● Aim of the task
Find the lines of data that contain the string "this", then list them.

■ ■ ■ ■ ■

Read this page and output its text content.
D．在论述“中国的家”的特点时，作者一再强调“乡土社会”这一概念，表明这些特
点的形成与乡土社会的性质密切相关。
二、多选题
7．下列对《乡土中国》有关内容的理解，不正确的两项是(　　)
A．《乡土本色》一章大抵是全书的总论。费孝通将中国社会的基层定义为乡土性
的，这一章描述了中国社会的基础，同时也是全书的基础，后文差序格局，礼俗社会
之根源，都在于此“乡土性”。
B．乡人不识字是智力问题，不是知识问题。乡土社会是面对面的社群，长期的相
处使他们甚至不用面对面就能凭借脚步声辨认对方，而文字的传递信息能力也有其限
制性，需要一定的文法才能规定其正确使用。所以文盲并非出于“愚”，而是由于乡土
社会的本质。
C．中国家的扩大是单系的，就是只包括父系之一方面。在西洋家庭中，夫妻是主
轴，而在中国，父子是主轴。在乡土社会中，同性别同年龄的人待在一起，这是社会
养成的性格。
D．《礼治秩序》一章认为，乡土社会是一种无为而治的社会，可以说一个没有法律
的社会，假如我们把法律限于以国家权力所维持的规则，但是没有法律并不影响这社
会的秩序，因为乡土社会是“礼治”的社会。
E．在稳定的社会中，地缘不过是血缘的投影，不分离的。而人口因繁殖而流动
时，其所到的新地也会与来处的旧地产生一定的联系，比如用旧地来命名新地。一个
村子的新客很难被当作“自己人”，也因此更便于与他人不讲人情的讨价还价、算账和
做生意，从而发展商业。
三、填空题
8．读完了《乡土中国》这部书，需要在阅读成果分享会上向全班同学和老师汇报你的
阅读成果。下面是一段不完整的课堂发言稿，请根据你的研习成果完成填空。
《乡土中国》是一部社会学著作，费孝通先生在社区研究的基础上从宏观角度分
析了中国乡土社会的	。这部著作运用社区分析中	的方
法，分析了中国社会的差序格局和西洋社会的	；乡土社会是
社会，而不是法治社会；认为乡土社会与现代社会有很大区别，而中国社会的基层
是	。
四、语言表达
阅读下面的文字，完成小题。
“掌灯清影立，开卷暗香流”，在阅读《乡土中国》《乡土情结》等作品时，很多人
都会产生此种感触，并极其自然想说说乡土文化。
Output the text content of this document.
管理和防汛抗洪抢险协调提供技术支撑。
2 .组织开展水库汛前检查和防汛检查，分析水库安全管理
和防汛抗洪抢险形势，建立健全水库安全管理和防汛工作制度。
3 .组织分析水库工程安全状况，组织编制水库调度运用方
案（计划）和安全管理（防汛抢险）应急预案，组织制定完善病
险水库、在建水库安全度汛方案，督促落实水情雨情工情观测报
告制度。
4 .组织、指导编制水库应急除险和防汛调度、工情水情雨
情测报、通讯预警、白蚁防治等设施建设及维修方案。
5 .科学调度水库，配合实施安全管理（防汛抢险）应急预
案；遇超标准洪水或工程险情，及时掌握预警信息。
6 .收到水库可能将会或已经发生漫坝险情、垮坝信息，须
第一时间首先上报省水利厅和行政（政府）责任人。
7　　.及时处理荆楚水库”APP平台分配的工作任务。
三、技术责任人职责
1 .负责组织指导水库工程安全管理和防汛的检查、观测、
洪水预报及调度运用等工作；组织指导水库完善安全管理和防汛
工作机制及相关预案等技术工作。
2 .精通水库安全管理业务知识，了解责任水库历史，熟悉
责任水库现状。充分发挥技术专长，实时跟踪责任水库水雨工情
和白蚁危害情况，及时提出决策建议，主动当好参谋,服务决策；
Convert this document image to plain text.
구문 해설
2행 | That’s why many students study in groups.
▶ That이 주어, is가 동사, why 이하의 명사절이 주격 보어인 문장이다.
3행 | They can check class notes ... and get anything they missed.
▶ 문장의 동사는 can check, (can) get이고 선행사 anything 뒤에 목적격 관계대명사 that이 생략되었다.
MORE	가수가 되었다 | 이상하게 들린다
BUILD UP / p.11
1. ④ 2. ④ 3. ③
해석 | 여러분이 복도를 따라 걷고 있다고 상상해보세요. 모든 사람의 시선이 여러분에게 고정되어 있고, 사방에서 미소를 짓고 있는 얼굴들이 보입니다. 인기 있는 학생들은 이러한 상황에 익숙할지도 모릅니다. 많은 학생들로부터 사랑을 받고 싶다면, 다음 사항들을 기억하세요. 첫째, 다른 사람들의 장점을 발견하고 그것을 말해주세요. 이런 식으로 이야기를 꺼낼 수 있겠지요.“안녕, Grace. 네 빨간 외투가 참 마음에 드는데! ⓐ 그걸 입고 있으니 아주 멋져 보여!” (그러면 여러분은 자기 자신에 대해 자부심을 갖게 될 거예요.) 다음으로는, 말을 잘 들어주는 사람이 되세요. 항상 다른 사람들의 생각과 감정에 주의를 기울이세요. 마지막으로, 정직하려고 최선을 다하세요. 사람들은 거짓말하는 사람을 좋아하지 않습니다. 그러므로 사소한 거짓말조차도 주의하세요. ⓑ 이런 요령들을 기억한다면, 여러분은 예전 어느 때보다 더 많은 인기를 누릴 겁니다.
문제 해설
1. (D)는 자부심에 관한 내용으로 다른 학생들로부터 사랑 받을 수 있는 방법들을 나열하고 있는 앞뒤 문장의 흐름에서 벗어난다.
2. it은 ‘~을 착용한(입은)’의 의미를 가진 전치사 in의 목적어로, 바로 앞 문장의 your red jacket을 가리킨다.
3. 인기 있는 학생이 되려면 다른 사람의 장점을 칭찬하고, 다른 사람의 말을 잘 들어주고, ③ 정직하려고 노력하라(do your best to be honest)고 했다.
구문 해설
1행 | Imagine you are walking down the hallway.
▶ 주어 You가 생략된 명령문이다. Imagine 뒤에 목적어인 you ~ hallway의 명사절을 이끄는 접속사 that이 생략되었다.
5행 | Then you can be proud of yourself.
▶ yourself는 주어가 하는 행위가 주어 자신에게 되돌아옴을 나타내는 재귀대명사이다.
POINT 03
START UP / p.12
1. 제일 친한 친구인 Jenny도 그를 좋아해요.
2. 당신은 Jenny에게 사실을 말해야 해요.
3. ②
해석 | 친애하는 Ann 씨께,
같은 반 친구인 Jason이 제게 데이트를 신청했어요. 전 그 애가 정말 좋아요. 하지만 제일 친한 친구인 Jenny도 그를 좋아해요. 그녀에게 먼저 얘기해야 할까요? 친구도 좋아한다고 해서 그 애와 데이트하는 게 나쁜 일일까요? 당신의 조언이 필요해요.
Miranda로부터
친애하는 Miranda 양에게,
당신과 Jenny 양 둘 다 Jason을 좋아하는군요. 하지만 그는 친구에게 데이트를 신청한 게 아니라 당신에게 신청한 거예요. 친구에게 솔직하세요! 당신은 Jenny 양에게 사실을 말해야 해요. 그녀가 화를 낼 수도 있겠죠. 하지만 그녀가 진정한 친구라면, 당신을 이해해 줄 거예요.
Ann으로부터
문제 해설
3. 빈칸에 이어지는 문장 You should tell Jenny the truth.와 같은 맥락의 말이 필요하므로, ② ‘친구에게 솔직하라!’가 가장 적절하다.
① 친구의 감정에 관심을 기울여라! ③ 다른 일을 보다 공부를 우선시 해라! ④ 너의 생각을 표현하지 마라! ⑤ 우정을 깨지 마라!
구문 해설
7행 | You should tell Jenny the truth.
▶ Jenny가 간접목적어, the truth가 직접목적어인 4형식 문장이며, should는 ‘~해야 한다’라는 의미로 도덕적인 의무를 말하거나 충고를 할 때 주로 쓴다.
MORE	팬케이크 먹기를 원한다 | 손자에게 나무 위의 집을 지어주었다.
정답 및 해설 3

■ ■ ■ ■ ■

● Worked answer
Read this page and output its text content.
Output the text content of this document.
Convert this document image to plain text.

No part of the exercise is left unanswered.